BEGIN Extracted records
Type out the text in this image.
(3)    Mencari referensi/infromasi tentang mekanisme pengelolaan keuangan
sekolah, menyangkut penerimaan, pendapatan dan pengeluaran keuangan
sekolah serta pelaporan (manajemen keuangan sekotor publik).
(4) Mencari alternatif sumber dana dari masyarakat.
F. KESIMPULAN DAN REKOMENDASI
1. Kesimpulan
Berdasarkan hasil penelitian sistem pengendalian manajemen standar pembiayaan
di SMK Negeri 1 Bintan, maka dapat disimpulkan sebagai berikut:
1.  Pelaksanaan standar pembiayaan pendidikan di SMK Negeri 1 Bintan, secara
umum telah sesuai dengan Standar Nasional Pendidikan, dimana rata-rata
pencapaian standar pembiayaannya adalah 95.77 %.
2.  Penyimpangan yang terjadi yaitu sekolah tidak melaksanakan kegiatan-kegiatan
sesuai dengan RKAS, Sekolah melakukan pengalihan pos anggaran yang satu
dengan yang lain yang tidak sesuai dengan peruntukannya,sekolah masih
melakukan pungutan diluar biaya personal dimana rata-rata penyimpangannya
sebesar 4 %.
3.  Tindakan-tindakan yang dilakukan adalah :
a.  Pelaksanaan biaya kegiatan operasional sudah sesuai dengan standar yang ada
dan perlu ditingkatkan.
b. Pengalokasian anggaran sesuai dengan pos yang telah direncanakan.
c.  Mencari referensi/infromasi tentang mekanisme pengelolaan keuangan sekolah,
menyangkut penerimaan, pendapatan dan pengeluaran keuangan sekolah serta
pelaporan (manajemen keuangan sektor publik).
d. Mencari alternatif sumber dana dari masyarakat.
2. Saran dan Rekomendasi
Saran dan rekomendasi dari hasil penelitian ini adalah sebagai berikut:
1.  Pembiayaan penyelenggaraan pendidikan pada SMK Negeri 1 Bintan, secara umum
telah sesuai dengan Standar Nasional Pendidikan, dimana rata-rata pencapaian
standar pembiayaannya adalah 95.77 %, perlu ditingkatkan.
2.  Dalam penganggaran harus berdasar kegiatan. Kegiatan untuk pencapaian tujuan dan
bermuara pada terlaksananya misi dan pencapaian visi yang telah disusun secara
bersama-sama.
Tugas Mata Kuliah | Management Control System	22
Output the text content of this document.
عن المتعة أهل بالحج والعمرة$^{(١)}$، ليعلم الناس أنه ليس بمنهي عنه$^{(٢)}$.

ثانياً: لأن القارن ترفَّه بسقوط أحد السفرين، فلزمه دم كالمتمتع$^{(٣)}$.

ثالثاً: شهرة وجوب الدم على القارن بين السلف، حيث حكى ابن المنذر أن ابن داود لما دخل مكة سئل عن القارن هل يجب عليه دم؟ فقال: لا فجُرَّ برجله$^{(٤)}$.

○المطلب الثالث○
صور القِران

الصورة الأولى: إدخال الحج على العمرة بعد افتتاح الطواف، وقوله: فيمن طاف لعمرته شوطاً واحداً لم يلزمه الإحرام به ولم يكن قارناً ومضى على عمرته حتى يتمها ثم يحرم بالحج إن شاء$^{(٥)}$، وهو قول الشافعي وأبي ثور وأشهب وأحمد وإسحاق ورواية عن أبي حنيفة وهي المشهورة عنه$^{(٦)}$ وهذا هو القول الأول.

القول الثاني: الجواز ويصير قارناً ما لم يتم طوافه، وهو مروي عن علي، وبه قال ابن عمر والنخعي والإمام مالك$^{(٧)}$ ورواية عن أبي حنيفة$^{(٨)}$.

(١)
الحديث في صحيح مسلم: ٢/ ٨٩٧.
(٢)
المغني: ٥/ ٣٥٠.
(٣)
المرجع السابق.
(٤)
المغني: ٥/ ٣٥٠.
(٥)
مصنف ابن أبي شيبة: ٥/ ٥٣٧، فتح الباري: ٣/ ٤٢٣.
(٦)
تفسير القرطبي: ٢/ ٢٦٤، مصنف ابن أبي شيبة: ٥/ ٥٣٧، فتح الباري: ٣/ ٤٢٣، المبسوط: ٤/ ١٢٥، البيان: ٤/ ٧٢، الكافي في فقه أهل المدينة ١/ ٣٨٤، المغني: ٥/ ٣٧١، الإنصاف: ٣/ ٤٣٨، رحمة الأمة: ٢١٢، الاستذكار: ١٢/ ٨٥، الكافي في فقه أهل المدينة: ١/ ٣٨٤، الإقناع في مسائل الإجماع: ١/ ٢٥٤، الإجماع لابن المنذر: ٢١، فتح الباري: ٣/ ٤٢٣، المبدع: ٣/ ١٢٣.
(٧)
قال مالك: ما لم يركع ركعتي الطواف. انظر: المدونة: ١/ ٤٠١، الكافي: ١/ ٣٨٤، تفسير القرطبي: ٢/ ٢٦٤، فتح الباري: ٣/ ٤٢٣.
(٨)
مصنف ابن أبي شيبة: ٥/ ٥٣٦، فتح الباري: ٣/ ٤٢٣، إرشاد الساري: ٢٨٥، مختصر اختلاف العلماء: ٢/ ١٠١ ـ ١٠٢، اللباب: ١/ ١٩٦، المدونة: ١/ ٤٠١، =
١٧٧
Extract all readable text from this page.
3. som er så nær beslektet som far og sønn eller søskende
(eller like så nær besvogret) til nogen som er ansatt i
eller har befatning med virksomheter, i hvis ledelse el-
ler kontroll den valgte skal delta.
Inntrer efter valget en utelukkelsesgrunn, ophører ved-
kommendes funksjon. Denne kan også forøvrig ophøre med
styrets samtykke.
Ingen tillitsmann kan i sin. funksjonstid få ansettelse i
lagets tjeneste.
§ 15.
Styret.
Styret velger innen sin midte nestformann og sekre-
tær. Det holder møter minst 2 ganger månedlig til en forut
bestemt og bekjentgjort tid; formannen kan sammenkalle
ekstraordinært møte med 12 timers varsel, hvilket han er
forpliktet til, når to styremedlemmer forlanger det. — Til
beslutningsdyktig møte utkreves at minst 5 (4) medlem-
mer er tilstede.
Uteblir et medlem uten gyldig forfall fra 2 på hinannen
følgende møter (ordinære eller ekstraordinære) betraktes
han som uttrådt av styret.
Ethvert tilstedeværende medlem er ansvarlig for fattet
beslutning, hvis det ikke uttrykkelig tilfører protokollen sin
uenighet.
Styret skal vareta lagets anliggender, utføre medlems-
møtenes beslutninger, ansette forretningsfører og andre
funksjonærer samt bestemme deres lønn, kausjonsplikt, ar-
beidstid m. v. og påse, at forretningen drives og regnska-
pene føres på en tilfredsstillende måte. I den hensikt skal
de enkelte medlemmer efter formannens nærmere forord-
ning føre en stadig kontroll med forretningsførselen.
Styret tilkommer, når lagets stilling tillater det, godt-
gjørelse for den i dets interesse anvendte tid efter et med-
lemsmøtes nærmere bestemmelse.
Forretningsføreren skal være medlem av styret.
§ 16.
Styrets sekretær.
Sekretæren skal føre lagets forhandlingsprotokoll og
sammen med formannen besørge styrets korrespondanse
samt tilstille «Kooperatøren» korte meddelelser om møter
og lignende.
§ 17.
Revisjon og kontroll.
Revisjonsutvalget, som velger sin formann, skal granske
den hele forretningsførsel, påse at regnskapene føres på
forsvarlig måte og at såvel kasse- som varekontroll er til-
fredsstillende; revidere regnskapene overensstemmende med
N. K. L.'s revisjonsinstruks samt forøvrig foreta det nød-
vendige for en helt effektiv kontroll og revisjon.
END Extracted records
◆ **What is required**
Restate the data above exactly, keeping each word as it stands.

◆ **Worked solution**
Type out the text in this image.
(3)    Mencari referensi/infromasi tentang mekanisme pengelolaan keuangan
sekolah, menyangkut penerimaan, pendapatan dan pengeluaran keuangan
sekolah serta pelaporan (manajemen keuangan sekotor publik).
(4) Mencari alternatif sumber dana dari masyarakat.
F. KESIMPULAN DAN REKOMENDASI
1. Kesimpulan
Berdasarkan hasil penelitian sistem pengendalian manajemen standar pembiayaan
di SMK Negeri 1 Bintan, maka dapat disimpulkan sebagai berikut:
1.  Pelaksanaan standar pembiayaan pendidikan di SMK Negeri 1 Bintan, secara
umum telah sesuai dengan Standar Nasional Pendidikan, dimana rata-rata
pencapaian standar pembiayaannya adalah 95.77 %.
2.  Penyimpangan yang terjadi yaitu sekolah tidak melaksanakan kegiatan-kegiatan
sesuai dengan RKAS, Sekolah melakukan pengalihan pos anggaran yang satu
dengan yang lain yang tidak sesuai dengan peruntukannya,sekolah masih
melakukan pungutan diluar biaya personal dimana rata-rata penyimpangannya
sebesar 4 %.
3.  Tindakan-tindakan yang dilakukan adalah :
a.  Pelaksanaan biaya kegiatan operasional sudah sesuai dengan standar yang ada
dan perlu ditingkatkan.
b. Pengalokasian anggaran sesuai dengan pos yang telah direncanakan.
c.  Mencari referensi/infromasi tentang mekanisme pengelolaan keuangan sekolah,
menyangkut penerimaan, pendapatan dan pengeluaran keuangan sekolah serta
pelaporan (manajemen keuangan sektor publik).
d. Mencari alternatif sumber dana dari masyarakat.
2. Saran dan Rekomendasi
Saran dan rekomendasi dari hasil penelitian ini adalah sebagai berikut:
1.  Pembiayaan penyelenggaraan pendidikan pada SMK Negeri 1 Bintan, secara umum
telah sesuai dengan Standar Nasional Pendidikan, dimana rata-rata pencapaian
standar pembiayaannya adalah 95.77 %, perlu ditingkatkan.
2.  Dalam penganggaran harus berdasar kegiatan. Kegiatan untuk pencapaian tujuan dan
bermuara pada terlaksananya misi dan pencapaian visi yang telah disusun secara
bersama-sama.
Tugas Mata Kuliah | Management Control System	22
Output the text content of this document.
عن المتعة أهل بالحج والعمرة$^{(١)}$، ليعلم الناس أنه ليس بمنهي عنه$^{(٢)}$.

ثانياً: لأن القارن ترفَّه بسقوط أحد السفرين، فلزمه دم كالمتمتع$^{(٣)}$.

ثالثاً: شهرة وجوب الدم على القارن بين السلف، حيث حكى ابن المنذر أن ابن داود لما دخل مكة سئل عن القارن هل يجب عليه دم؟ فقال: لا فجُرَّ برجله$^{(٤)}$.

○المطلب الثالث○
صور القِران

الصورة الأولى: إدخال الحج على العمرة بعد افتتاح الطواف، وقوله: فيمن طاف لعمرته شوطاً واحداً لم يلزمه الإحرام به ولم يكن قارناً ومضى على عمرته حتى يتمها ثم يحرم بالحج إن شاء$^{(٥)}$، وهو قول الشافعي وأبي ثور وأشهب وأحمد وإسحاق ورواية عن أبي حنيفة وهي المشهورة عنه$^{(٦)}$ وهذا هو القول الأول.

القول الثاني: الجواز ويصير قارناً ما لم يتم طوافه، وهو مروي عن علي، وبه قال ابن عمر والنخعي والإمام مالك$^{(٧)}$ ورواية عن أبي حنيفة$^{(٨)}$.

(١)
الحديث في صحيح مسلم: ٢/ ٨٩٧.
(٢)
المغني: ٥/ ٣٥٠.
(٣)
المرجع السابق.
(٤)
المغني: ٥/ ٣٥٠.
(٥)
مصنف ابن أبي شيبة: ٥/ ٥٣٧، فتح الباري: ٣/ ٤٢٣.
(٦)
تفسير القرطبي: ٢/ ٢٦٤، مصنف ابن أبي شيبة: ٥/ ٥٣٧، فتح الباري: ٣/ ٤٢٣، المبسوط: ٤/ ١٢٥، البيان: ٤/ ٧٢، الكافي في فقه أهل المدينة ١/ ٣٨٤، المغني: ٥/ ٣٧١، الإنصاف: ٣/ ٤٣٨، رحمة الأمة: ٢١٢، الاستذكار: ١٢/ ٨٥، الكافي في فقه أهل المدينة: ١/ ٣٨٤، الإقناع في مسائل الإجماع: ١/ ٢٥٤، الإجماع لابن المنذر: ٢١، فتح الباري: ٣/ ٤٢٣، المبدع: ٣/ ١٢٣.
(٧)
قال مالك: ما لم يركع ركعتي الطواف. انظر: المدونة: ١/ ٤٠١، الكافي: ١/ ٣٨٤، تفسير القرطبي: ٢/ ٢٦٤، فتح الباري: ٣/ ٤٢٣.
(٨)
مصنف ابن أبي شيبة: ٥/ ٥٣٦، فتح الباري: ٣/ ٤٢٣، إرشاد الساري: ٢٨٥، مختصر اختلاف العلماء: ٢/ ١٠١ ـ ١٠٢، اللباب: ١/ ١٩٦، المدونة: ١/ ٤٠١، =
١٧٧
Extract all readable text from this page.
3. som er så nær beslektet som far og sønn eller søskende
(eller like så nær besvogret) til nogen som er ansatt i
eller har befatning med virksomheter, i hvis ledelse el-
ler kontroll den valgte skal delta.
Inntrer efter valget en utelukkelsesgrunn, ophører ved-
kommendes funksjon. Denne kan også forøvrig ophøre med
styrets samtykke.
Ingen tillitsmann kan i sin. funksjonstid få ansettelse i
lagets tjeneste.
§ 15.
Styret.
Styret velger innen sin midte nestformann og sekre-
tær. Det holder møter minst 2 ganger månedlig til en forut
bestemt og bekjentgjort tid; formannen kan sammenkalle
ekstraordinært møte med 12 timers varsel, hvilket han er
forpliktet til, når to styremedlemmer forlanger det. — Til
beslutningsdyktig møte utkreves at minst 5 (4) medlem-
mer er tilstede.
Uteblir et medlem uten gyldig forfall fra 2 på hinannen
følgende møter (ordinære eller ekstraordinære) betraktes
han som uttrådt av styret.
Ethvert tilstedeværende medlem er ansvarlig for fattet
beslutning, hvis det ikke uttrykkelig tilfører protokollen sin
uenighet.
Styret skal vareta lagets anliggender, utføre medlems-
møtenes beslutninger, ansette forretningsfører og andre
funksjonærer samt bestemme deres lønn, kausjonsplikt, ar-
beidstid m. v. og påse, at forretningen drives og regnska-
pene føres på en tilfredsstillende måte. I den hensikt skal
de enkelte medlemmer efter formannens nærmere forord-
ning føre en stadig kontroll med forretningsførselen.
Styret tilkommer, når lagets stilling tillater det, godt-
gjørelse for den i dets interesse anvendte tid efter et med-
lemsmøtes nærmere bestemmelse.
Forretningsføreren skal være medlem av styret.
§ 16.
Styrets sekretær.
Sekretæren skal føre lagets forhandlingsprotokoll og
sammen med formannen besørge styrets korrespondanse
samt tilstille «Kooperatøren» korte meddelelser om møter
og lignende.
§ 17.
Revisjon og kontroll.
Revisjonsutvalget, som velger sin formann, skal granske
den hele forretningsførsel, påse at regnskapene føres på
forsvarlig måte og at såvel kasse- som varekontroll er til-
fredsstillende; revidere regnskapene overensstemmende med
N. K. L.'s revisjonsinstruks samt forøvrig foreta det nød-
vendige for en helt effektiv kontroll og revisjon.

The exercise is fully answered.